:: Items
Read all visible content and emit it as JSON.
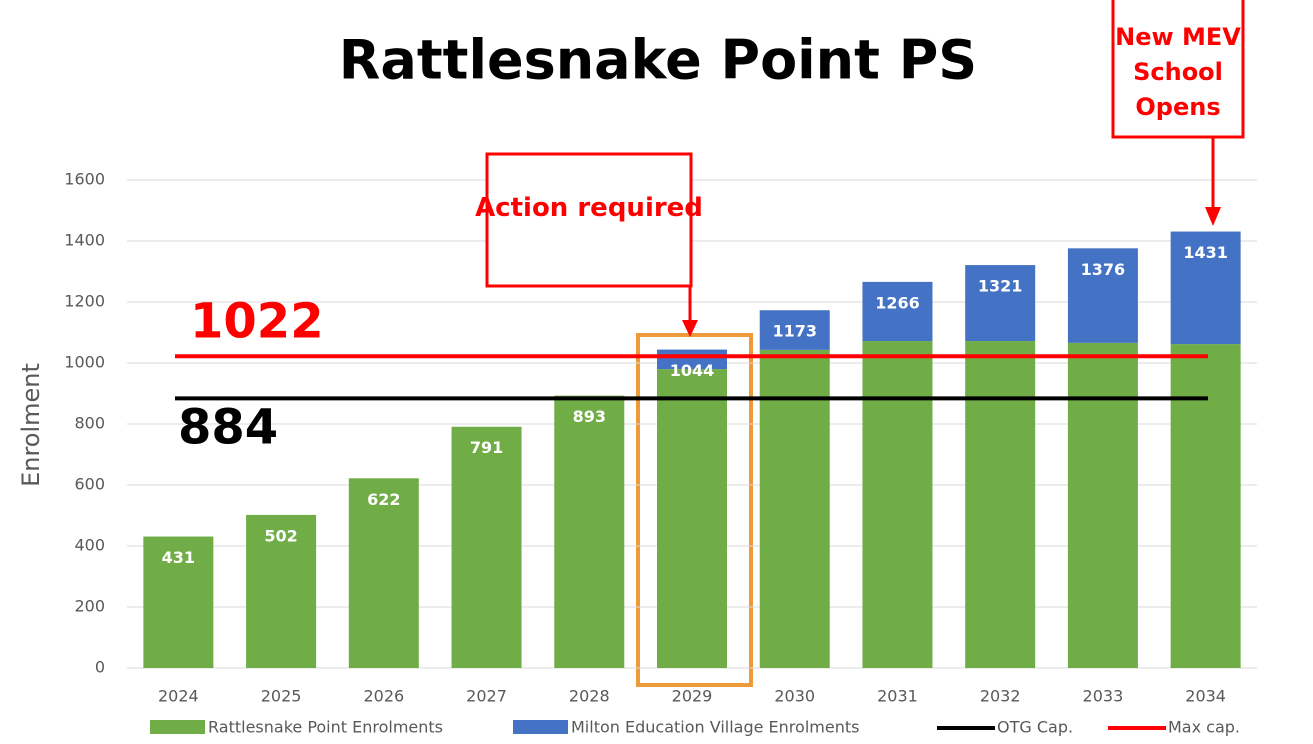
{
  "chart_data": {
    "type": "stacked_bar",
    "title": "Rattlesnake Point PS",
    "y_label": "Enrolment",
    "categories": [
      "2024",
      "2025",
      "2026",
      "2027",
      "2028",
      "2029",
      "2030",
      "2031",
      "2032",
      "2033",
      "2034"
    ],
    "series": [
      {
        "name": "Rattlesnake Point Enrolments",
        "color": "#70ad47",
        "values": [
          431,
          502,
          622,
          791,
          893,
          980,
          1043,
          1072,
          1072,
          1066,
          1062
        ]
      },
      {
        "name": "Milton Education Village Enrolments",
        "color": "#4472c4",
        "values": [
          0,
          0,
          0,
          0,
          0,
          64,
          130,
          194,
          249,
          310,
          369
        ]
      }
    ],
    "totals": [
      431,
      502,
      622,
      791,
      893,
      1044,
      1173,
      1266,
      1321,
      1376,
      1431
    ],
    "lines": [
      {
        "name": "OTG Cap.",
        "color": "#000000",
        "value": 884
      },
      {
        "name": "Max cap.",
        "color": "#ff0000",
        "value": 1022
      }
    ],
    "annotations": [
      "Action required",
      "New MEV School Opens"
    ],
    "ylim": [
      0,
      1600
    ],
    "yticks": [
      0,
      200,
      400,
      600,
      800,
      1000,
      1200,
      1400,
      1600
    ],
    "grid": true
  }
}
::::
**Work to be completed**
The records above are to be reproduced exactly; the pictures are to be left out.

**Result**
Read all visible content and emit it as JSON.
{
  "chart_data": {
    "type": "stacked_bar",
    "title": "Rattlesnake Point PS",
    "y_label": "Enrolment",
    "categories": [
      "2024",
      "2025",
      "2026",
      "2027",
      "2028",
      "2029",
      "2030",
      "2031",
      "2032",
      "2033",
      "2034"
    ],
    "series": [
      {
        "name": "Rattlesnake Point Enrolments",
        "color": "#70ad47",
        "values": [
          431,
          502,
          622,
          791,
          893,
          980,
          1043,
          1072,
          1072,
          1066,
          1062
        ]
      },
      {
        "name": "Milton Education Village Enrolments",
        "color": "#4472c4",
        "values": [
          0,
          0,
          0,
          0,
          0,
          64,
          130,
          194,
          249,
          310,
          369
        ]
      }
    ],
    "totals": [
      431,
      502,
      622,
      791,
      893,
      1044,
      1173,
      1266,
      1321,
      1376,
      1431
    ],
    "lines": [
      {
        "name": "OTG Cap.",
        "color": "#000000",
        "value": 884
      },
      {
        "name": "Max cap.",
        "color": "#ff0000",
        "value": 1022
      }
    ],
    "annotations": [
      "Action required",
      "New MEV School Opens"
    ],
    "ylim": [
      0,
      1600
    ],
    "yticks": [
      0,
      200,
      400,
      600,
      800,
      1000,
      1200,
      1400,
      1600
    ],
    "grid": true
  }
}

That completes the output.